** START OF Data shown **

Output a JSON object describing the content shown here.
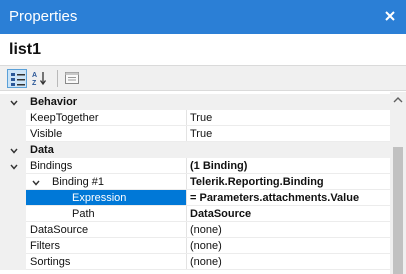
{
  "panel": {
    "title": "Properties",
    "object_name": "list1"
  },
  "toolbar": {
    "categorized_icon": "categorized-view-icon",
    "alphabetical_icon": "alphabetical-sort-icon",
    "property_pages_icon": "property-pages-icon"
  },
  "grid": {
    "categories": {
      "behavior": "Behavior",
      "data": "Data"
    },
    "rows": {
      "keeptogether": {
        "name": "KeepTogether",
        "value": "True"
      },
      "visible": {
        "name": "Visible",
        "value": "True"
      },
      "bindings": {
        "name": "Bindings",
        "value": "(1 Binding)"
      },
      "binding1": {
        "name": "Binding #1",
        "value": "Telerik.Reporting.Binding"
      },
      "expression": {
        "name": "Expression",
        "value": "= Parameters.attachments.Value"
      },
      "path": {
        "name": "Path",
        "value": "DataSource"
      },
      "datasource": {
        "name": "DataSource",
        "value": "(none)"
      },
      "filters": {
        "name": "Filters",
        "value": "(none)"
      },
      "sortings": {
        "name": "Sortings",
        "value": "(none)"
      }
    }
  },
  "colors": {
    "title_bar": "#2b7fd6",
    "selection": "#0078d7",
    "category_bg": "#f0f0f0"
  }
}
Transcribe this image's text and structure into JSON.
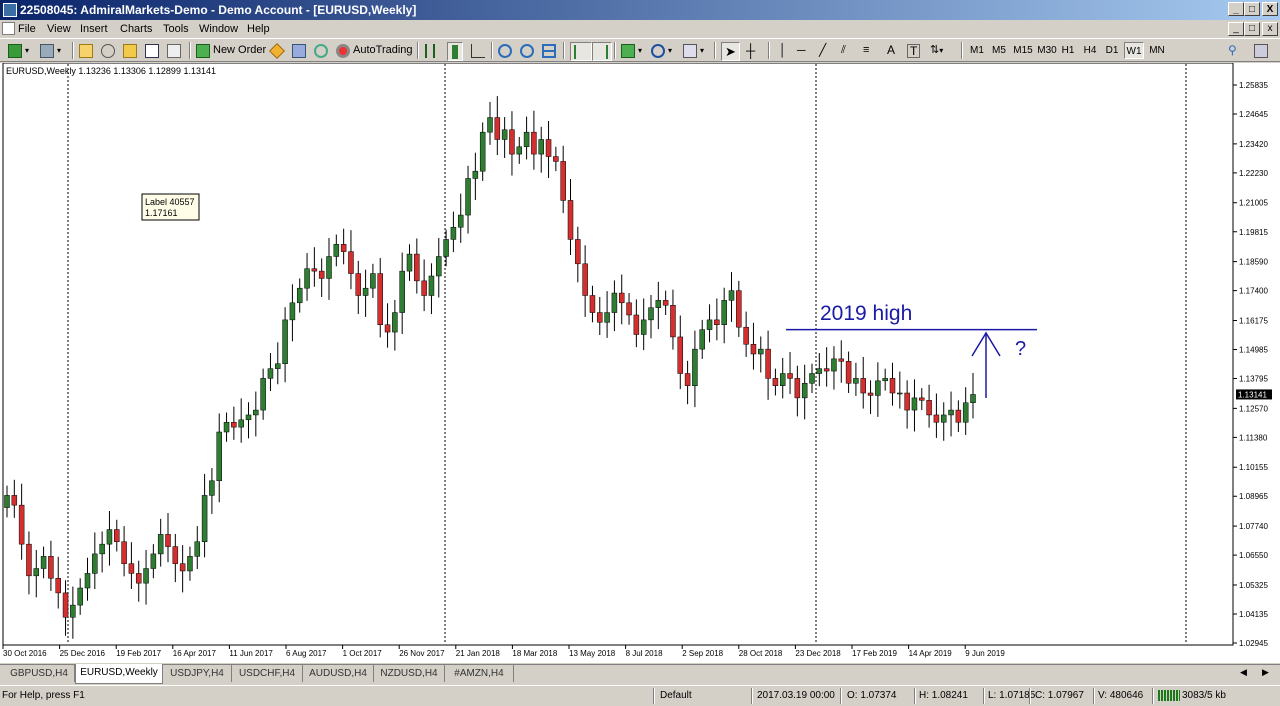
{
  "window": {
    "title": "22508045: AdmiralMarkets-Demo - Demo Account - [EURUSD,Weekly]",
    "minimize": "_",
    "restore": "□",
    "close": "X"
  },
  "menu": {
    "items": [
      "File",
      "View",
      "Insert",
      "Charts",
      "Tools",
      "Window",
      "Help"
    ]
  },
  "toolbar": {
    "new_order": "New Order",
    "autotrading": "AutoTrading",
    "timeframes": [
      "M1",
      "M5",
      "M15",
      "M30",
      "H1",
      "H4",
      "D1",
      "W1",
      "MN"
    ],
    "active_timeframe": "W1",
    "icons": [
      "new-chart-icon",
      "profiles-icon",
      "market-watch-icon",
      "navigator-icon",
      "data-window-icon",
      "terminal-icon",
      "strategy-tester-icon",
      "new-order-icon",
      "metaeditor-icon",
      "signals-icon",
      "autotrading-icon",
      "bar-chart-icon",
      "candlestick-icon",
      "line-chart-icon",
      "zoom-in-icon",
      "zoom-out-icon",
      "tile-windows-icon",
      "autoscroll-icon",
      "chart-shift-icon",
      "indicators-icon",
      "periods-icon",
      "templates-icon",
      "cursor-icon",
      "crosshair-icon",
      "vertical-line-icon",
      "horizontal-line-icon",
      "trendline-icon",
      "equidistant-channel-icon",
      "fibonacci-icon",
      "text-icon",
      "text-label-icon",
      "arrows-icon",
      "search-icon",
      "community-icon"
    ]
  },
  "chart": {
    "symbol_info": "EURUSD,Weekly  1.13236 1.13306 1.12899 1.13141",
    "current_price": "1.13141",
    "label_object": {
      "line1": "Label 40557",
      "line2": "1.17161"
    },
    "annotation_text": "2019 high",
    "annotation_question": "?",
    "annotation_level": 1.158,
    "price_ticks": [
      "1.25835",
      "1.24645",
      "1.23420",
      "1.22230",
      "1.21005",
      "1.19815",
      "1.18590",
      "1.17400",
      "1.16175",
      "1.14985",
      "1.13795",
      "1.12570",
      "1.11380",
      "1.10155",
      "1.08965",
      "1.07740",
      "1.06550",
      "1.05325",
      "1.04135",
      "1.02945"
    ],
    "date_ticks": [
      "30 Oct 2016",
      "25 Dec 2016",
      "19 Feb 2017",
      "16 Apr 2017",
      "11 Jun 2017",
      "6 Aug 2017",
      "1 Oct 2017",
      "26 Nov 2017",
      "21 Jan 2018",
      "18 Mar 2018",
      "13 May 2018",
      "8 Jul 2018",
      "2 Sep 2018",
      "28 Oct 2018",
      "23 Dec 2018",
      "17 Feb 2019",
      "14 Apr 2019",
      "9 Jun 2019"
    ],
    "colors": {
      "bull": "#2e7d32",
      "bear": "#d32f2f",
      "annotation": "#1a1aa6"
    }
  },
  "chart_data": {
    "type": "candlestick",
    "symbol": "EURUSD",
    "timeframe": "Weekly",
    "x": "weekly bars from 30 Oct 2016 to 9 Jun 2019",
    "close": [
      1.09,
      1.086,
      1.07,
      1.057,
      1.06,
      1.065,
      1.056,
      1.05,
      1.04,
      1.045,
      1.052,
      1.058,
      1.066,
      1.07,
      1.076,
      1.071,
      1.062,
      1.058,
      1.054,
      1.06,
      1.066,
      1.074,
      1.069,
      1.062,
      1.059,
      1.065,
      1.071,
      1.09,
      1.096,
      1.116,
      1.12,
      1.118,
      1.121,
      1.123,
      1.125,
      1.138,
      1.142,
      1.144,
      1.162,
      1.169,
      1.175,
      1.183,
      1.182,
      1.179,
      1.188,
      1.193,
      1.19,
      1.181,
      1.172,
      1.175,
      1.181,
      1.16,
      1.157,
      1.165,
      1.182,
      1.189,
      1.178,
      1.172,
      1.18,
      1.188,
      1.195,
      1.2,
      1.205,
      1.22,
      1.223,
      1.239,
      1.245,
      1.236,
      1.24,
      1.23,
      1.233,
      1.239,
      1.23,
      1.236,
      1.229,
      1.227,
      1.211,
      1.195,
      1.185,
      1.172,
      1.165,
      1.161,
      1.165,
      1.173,
      1.169,
      1.164,
      1.156,
      1.162,
      1.167,
      1.17,
      1.168,
      1.155,
      1.14,
      1.135,
      1.15,
      1.158,
      1.162,
      1.16,
      1.17,
      1.174,
      1.159,
      1.152,
      1.148,
      1.15,
      1.138,
      1.135,
      1.14,
      1.138,
      1.13,
      1.136,
      1.14,
      1.142,
      1.141,
      1.146,
      1.145,
      1.136,
      1.138,
      1.132,
      1.131,
      1.137,
      1.138,
      1.132,
      1.132,
      1.125,
      1.13,
      1.129,
      1.123,
      1.12,
      1.123,
      1.125,
      1.12,
      1.128,
      1.1314
    ]
  },
  "tabs": [
    "GBPUSD,H4",
    "EURUSD,Weekly",
    "USDJPY,H4",
    "USDCHF,H4",
    "AUDUSD,H4",
    "NZDUSD,H4",
    "#AMZN,H4"
  ],
  "active_tab": "EURUSD,Weekly",
  "status": {
    "help": "For Help, press F1",
    "profile": "Default",
    "datetime": "2017.03.19 00:00",
    "open": "O: 1.07374",
    "high": "H: 1.08241",
    "low": "L: 1.07185",
    "close": "C: 1.07967",
    "volume": "V: 480646",
    "traffic": "3083/5 kb"
  }
}
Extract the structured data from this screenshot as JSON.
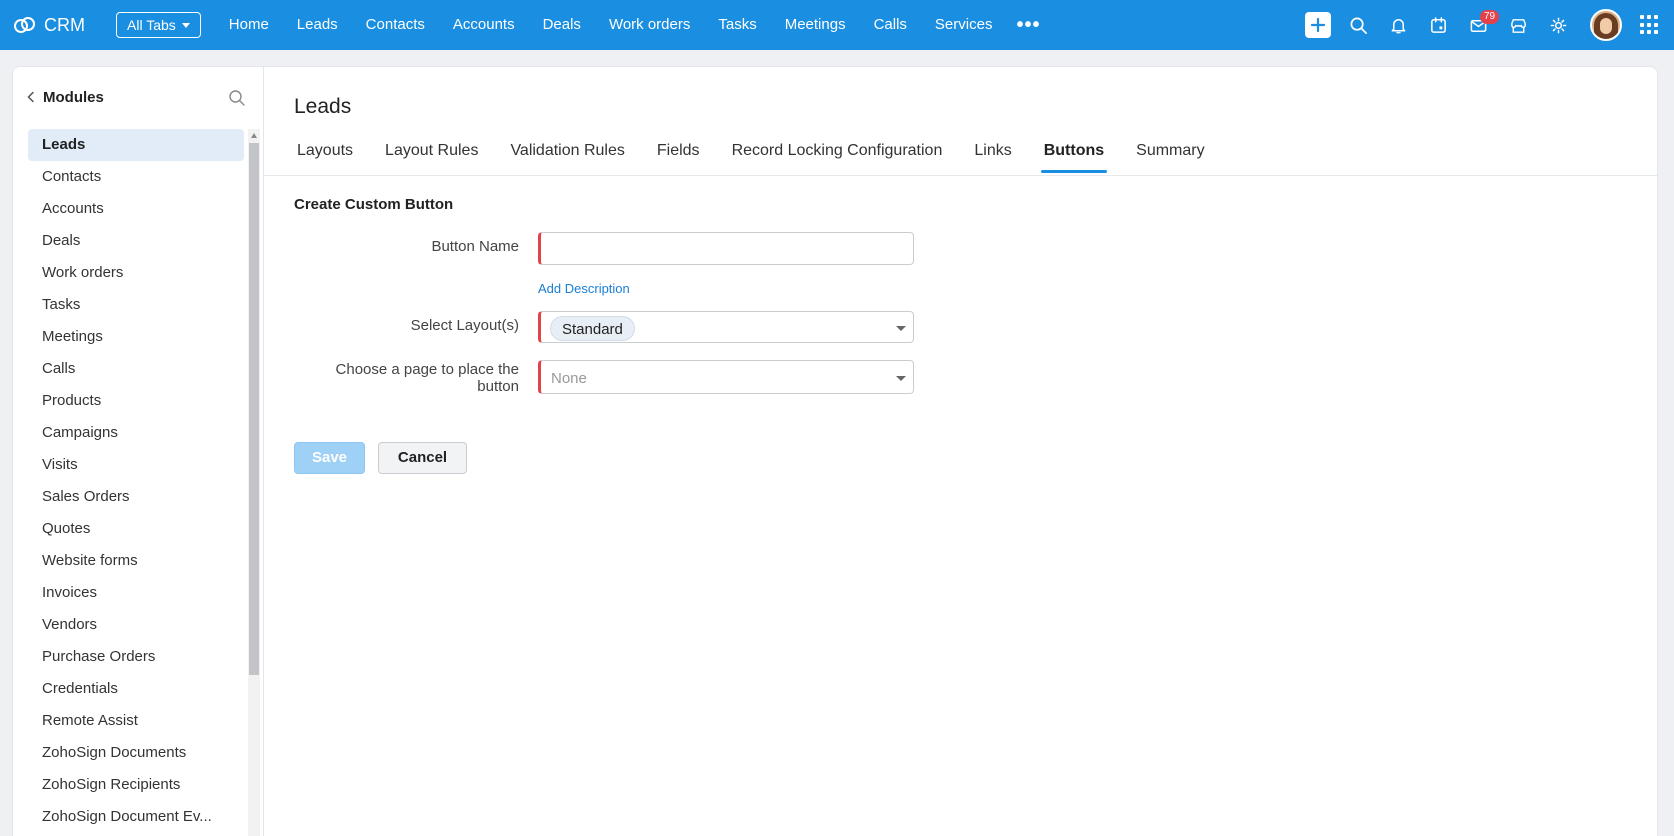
{
  "topbar": {
    "brand": "CRM",
    "all_tabs": "All Tabs",
    "nav": [
      "Home",
      "Leads",
      "Contacts",
      "Accounts",
      "Deals",
      "Work orders",
      "Tasks",
      "Meetings",
      "Calls",
      "Services"
    ],
    "mail_badge": "79",
    "colors": {
      "bar": "#1a8ee0",
      "badge": "#e5414b"
    }
  },
  "sidebar": {
    "title": "Modules",
    "items": [
      "Leads",
      "Contacts",
      "Accounts",
      "Deals",
      "Work orders",
      "Tasks",
      "Meetings",
      "Calls",
      "Products",
      "Campaigns",
      "Visits",
      "Sales Orders",
      "Quotes",
      "Website forms",
      "Invoices",
      "Vendors",
      "Purchase Orders",
      "Credentials",
      "Remote Assist",
      "ZohoSign Documents",
      "ZohoSign Recipients",
      "ZohoSign Document Ev..."
    ],
    "active": "Leads"
  },
  "main": {
    "title": "Leads",
    "tabs": [
      "Layouts",
      "Layout Rules",
      "Validation Rules",
      "Fields",
      "Record Locking Configuration",
      "Links",
      "Buttons",
      "Summary"
    ],
    "active_tab": "Buttons",
    "section_title": "Create Custom Button",
    "form": {
      "button_name_label": "Button Name",
      "button_name_value": "",
      "add_description": "Add Description",
      "layouts_label": "Select Layout(s)",
      "layouts_selected": "Standard",
      "page_label_line1": "Choose a page to place the",
      "page_label_line2": "button",
      "page_placeholder": "None"
    },
    "save_label": "Save",
    "cancel_label": "Cancel"
  }
}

** END OF Data shown **

[Instructions for the task] Copy each line of the records containing the string "this".

[Written solution]
Transcribe this image's text and structure into JSON.
Extract the structured data from this screenshot as JSON.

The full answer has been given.